___ DATA ___
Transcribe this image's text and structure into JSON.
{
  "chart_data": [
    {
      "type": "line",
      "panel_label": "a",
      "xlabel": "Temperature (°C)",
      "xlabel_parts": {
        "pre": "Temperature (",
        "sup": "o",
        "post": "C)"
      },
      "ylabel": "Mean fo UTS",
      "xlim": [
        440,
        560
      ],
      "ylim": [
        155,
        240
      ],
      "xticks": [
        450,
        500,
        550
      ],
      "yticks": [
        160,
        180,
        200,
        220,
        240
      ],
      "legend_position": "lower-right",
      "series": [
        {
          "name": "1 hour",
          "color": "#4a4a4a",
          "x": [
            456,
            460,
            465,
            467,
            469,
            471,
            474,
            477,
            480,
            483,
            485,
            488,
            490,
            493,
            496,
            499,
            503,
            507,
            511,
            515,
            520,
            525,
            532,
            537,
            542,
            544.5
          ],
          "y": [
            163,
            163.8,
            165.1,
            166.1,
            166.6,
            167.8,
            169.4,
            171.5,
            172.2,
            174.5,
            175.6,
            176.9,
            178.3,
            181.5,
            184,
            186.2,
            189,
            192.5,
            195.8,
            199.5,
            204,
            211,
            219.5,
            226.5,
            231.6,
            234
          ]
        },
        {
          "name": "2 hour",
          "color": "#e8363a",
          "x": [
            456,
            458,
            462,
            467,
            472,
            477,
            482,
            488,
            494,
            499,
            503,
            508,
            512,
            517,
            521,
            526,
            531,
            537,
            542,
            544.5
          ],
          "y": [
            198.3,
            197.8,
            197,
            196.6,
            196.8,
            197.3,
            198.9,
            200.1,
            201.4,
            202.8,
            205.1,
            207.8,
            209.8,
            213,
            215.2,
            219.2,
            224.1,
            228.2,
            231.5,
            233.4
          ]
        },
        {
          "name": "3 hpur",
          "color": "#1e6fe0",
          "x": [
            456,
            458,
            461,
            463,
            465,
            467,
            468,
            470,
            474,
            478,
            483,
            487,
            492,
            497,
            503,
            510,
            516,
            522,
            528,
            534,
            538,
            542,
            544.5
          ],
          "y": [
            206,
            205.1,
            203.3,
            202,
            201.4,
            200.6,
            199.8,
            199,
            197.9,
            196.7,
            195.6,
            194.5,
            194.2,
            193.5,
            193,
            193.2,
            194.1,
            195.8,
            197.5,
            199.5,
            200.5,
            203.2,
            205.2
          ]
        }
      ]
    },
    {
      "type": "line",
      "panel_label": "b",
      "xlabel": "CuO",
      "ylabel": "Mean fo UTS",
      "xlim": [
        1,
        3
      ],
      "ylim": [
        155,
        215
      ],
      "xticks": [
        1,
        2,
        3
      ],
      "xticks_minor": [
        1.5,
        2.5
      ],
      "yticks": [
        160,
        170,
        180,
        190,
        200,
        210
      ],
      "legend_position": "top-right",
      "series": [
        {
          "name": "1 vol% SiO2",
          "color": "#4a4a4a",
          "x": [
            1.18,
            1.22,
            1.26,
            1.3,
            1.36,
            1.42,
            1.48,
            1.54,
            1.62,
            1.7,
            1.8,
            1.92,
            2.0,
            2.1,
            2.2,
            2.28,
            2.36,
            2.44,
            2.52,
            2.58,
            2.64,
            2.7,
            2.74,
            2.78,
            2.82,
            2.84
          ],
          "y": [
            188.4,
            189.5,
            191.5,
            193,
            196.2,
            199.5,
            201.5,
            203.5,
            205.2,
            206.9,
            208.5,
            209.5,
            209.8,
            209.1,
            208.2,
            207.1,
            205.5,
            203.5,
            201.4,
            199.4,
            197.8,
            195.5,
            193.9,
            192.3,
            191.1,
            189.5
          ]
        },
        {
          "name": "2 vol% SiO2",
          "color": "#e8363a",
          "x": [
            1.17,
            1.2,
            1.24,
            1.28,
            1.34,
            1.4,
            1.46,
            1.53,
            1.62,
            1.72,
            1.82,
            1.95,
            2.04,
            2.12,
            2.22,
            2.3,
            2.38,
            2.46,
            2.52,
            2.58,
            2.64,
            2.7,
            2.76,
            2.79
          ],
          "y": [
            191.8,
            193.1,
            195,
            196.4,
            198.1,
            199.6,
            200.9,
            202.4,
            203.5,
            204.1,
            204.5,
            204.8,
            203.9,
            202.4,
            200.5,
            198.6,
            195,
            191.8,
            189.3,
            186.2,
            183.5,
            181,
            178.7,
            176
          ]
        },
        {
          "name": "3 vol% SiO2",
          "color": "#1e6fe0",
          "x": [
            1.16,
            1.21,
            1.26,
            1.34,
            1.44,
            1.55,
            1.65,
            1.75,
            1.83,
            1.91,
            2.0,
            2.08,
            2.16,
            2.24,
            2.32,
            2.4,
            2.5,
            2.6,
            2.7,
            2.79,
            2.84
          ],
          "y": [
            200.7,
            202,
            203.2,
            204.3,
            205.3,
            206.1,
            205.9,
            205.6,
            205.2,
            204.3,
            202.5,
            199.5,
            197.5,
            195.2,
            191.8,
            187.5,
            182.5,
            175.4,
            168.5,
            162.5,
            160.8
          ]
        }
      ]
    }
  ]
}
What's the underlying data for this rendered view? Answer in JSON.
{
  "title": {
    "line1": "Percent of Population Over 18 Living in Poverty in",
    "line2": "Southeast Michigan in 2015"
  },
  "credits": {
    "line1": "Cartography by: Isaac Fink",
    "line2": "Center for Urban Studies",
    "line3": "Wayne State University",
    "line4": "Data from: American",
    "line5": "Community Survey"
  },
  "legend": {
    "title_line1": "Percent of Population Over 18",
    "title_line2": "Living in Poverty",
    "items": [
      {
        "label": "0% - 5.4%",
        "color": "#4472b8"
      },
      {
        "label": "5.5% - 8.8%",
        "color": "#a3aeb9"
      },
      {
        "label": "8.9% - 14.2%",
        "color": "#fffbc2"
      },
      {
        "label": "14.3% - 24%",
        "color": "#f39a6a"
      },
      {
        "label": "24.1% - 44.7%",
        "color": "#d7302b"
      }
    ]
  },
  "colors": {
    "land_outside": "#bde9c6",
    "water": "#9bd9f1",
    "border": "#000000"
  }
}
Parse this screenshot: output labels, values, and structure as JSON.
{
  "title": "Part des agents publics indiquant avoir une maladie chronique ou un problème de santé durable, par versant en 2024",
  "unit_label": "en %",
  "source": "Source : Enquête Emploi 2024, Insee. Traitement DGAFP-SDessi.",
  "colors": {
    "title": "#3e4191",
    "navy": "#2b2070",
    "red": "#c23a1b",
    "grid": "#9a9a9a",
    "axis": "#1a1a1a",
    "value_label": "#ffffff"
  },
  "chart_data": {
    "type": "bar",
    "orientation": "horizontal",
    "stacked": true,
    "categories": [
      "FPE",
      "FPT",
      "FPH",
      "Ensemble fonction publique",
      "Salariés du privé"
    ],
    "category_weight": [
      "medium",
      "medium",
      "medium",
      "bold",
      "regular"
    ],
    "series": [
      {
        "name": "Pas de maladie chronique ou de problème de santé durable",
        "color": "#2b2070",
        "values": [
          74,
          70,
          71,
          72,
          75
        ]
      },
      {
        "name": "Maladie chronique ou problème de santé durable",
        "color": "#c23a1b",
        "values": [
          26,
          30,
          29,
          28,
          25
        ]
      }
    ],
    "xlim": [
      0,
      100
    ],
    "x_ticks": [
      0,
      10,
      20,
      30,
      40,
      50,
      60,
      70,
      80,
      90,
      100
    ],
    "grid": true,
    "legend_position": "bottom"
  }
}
___
YOUR OBJECTIVE: From the records above, pick out and copy each line holding the word "this".

OUTPUT:
Transcribe this image's text and structure into JSON.
What's the underlying data for this rendered view? Answer in JSON.
Parse this screenshot: output labels, values, and structure as JSON.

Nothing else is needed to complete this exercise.